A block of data
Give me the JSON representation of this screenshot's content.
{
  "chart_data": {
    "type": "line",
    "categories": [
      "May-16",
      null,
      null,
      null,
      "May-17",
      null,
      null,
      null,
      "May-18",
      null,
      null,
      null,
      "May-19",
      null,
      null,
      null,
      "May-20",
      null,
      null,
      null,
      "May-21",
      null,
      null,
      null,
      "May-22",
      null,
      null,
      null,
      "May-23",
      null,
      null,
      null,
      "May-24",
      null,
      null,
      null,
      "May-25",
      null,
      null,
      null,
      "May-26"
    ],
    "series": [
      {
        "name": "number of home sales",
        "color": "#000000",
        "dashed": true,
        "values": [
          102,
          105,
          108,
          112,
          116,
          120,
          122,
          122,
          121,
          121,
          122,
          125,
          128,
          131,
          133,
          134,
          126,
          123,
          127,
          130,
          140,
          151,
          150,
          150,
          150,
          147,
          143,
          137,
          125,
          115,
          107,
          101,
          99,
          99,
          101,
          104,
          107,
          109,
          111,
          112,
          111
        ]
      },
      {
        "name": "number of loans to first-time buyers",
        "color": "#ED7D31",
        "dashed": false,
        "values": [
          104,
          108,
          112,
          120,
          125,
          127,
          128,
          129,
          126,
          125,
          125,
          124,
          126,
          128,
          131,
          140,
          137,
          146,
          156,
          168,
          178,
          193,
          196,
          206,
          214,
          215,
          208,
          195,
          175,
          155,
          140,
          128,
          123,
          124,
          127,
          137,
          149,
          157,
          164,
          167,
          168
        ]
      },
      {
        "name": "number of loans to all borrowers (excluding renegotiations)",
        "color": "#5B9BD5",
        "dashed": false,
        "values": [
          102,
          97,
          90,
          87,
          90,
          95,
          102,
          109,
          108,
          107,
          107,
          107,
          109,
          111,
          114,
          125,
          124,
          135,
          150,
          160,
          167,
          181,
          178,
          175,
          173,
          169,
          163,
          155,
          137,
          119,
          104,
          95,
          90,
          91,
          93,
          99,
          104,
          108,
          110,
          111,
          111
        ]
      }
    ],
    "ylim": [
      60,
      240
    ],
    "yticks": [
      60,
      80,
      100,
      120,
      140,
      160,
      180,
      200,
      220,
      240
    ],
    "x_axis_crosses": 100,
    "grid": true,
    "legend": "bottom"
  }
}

* * *

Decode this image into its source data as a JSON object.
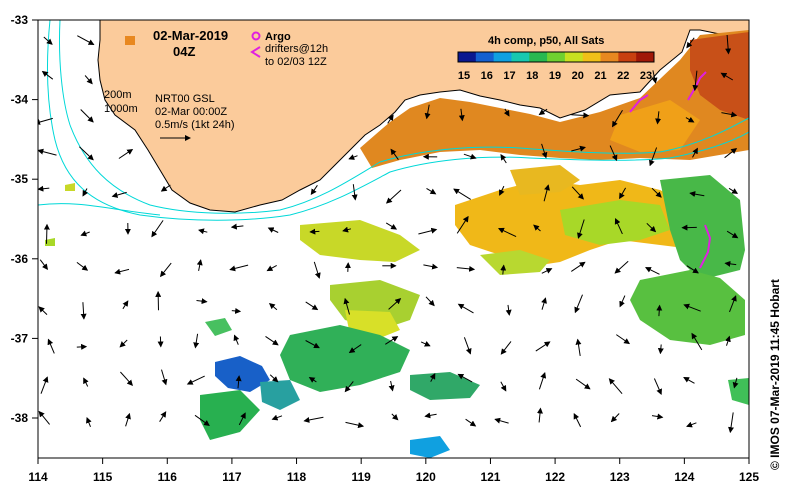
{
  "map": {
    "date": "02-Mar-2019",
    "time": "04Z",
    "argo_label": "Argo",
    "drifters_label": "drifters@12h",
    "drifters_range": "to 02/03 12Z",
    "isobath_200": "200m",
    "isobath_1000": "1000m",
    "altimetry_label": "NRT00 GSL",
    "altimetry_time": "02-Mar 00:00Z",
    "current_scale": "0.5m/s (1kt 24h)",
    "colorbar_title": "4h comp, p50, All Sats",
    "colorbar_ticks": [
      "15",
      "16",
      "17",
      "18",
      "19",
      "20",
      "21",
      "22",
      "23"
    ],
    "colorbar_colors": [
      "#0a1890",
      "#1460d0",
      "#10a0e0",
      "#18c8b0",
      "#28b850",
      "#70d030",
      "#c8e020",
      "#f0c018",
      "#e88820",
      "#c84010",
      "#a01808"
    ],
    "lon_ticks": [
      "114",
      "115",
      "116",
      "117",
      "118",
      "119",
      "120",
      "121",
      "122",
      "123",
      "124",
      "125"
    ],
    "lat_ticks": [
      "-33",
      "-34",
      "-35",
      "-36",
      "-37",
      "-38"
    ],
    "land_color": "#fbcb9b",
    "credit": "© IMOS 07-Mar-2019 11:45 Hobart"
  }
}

Goal —
Sift through the entries and copy every line with "number".

Solution below —
        "name": "number of home sales",
        "name": "number of loans to first-time buyers",
        "name": "number of loans to all borrowers (excluding renegotiations)",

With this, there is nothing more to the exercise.